• Exercise task:
Using the conservation of charge review, explain in one to three sentences why electrons move from the rod to the sphere when they touch.

• Given text:
______________________________
Lesson 2: Electric charges- what are they? And how do they behave?

# Conservation of charge review

Review the conservation of charge and how charge is transferred in various scenarios.

## Key terms

TermMeaning
Law of conservation of chargeCharge is neither created nor destroyed, it can only be transferred from one system to another.
ConductorMaterials that permit electrons to move freely through them, such as most metals.

## How does an object get negatively charged?

A neutral object can become negatively charged when electrons get transferred from another object (see Figure 1).
In Figure 1, a negatively charged conducting rod with net charge $-4e$ touches a neutral conducting sphere. During the transfer, $2$ electrons move from the rod to the sphere because the electrons are repulsed from each other and want to spread out. Afterward, the rod has a net charge of $-2e$ and the sphere has a net charge of $-2e$.
The total charge between the two objects is $-4e$ before and after the transfer, so charge is conserved. The electrons redistribute so the rod becomes less negatively charged and the sphere becomes negatively charged.

## How does an object get positively charged?
______________________________
• Listed records:
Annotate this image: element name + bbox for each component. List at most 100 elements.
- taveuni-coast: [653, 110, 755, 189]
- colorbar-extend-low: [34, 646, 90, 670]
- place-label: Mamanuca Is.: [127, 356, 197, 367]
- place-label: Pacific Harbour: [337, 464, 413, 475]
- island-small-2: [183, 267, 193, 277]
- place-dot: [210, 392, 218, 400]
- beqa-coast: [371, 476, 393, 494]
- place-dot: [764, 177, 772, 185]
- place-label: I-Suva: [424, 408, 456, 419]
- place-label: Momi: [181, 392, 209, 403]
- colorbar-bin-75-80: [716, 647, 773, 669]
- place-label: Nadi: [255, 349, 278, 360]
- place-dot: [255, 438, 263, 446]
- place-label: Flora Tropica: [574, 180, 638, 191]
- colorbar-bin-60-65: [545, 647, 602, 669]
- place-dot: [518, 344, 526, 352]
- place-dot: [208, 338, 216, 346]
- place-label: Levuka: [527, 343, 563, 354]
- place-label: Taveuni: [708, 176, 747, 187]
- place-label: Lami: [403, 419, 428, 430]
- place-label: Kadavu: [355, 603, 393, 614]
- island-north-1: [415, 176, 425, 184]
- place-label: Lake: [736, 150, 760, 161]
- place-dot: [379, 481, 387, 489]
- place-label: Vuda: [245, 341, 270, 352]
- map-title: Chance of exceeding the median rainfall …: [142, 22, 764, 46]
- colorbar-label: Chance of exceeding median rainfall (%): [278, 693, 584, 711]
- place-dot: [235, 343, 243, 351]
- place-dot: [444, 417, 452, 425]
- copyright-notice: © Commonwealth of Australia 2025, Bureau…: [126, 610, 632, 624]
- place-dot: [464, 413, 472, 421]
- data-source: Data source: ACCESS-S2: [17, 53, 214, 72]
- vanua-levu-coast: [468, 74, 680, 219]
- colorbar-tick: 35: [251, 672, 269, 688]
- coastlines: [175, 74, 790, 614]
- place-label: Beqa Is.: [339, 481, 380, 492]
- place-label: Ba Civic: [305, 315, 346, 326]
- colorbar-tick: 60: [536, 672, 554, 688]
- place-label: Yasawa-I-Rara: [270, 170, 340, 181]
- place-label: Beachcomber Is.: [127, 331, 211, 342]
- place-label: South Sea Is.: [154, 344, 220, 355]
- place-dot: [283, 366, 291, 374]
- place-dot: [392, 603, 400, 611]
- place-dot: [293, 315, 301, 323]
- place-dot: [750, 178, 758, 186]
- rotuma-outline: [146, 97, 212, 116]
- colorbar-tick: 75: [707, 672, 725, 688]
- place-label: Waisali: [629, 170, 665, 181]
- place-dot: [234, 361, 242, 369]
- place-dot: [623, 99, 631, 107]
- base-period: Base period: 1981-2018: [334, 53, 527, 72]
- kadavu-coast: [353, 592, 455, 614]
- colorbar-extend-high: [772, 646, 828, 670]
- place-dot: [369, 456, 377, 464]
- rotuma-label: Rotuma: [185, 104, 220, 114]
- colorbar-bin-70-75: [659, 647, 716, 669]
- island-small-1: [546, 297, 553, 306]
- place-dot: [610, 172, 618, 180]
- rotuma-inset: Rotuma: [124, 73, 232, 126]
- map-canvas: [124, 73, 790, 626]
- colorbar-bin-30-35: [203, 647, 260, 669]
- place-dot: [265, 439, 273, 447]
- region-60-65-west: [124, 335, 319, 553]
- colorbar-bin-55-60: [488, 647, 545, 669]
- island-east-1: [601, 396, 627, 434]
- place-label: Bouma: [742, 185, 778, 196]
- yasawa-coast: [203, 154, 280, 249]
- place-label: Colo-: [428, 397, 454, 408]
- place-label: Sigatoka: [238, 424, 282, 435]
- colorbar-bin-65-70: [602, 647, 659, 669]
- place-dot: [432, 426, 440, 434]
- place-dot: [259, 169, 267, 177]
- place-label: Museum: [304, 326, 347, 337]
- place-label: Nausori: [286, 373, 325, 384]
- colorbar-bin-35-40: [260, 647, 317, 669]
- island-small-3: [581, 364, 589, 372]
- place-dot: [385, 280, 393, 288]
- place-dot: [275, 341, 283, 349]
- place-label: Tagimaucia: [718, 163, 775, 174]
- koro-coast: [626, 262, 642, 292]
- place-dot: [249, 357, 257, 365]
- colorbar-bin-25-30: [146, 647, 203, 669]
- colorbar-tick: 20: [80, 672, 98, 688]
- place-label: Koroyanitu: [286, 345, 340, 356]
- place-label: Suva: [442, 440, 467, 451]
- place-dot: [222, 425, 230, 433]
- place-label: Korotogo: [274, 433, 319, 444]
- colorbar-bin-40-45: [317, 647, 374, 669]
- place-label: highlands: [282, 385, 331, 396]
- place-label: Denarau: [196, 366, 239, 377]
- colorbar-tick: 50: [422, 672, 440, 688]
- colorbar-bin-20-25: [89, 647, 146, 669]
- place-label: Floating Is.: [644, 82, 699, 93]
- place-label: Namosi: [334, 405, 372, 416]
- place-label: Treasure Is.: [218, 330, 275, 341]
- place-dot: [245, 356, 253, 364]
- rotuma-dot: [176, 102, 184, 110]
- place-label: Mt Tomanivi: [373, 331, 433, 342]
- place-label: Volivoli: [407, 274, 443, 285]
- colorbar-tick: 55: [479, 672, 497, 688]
______________________________
• Result below:
Electrons move from the negatively charged rod to the neutral sphere because they repel each other and want to spread out. As a result, 2 electrons pass to the sphere, and each object ends with a net charge of -2e.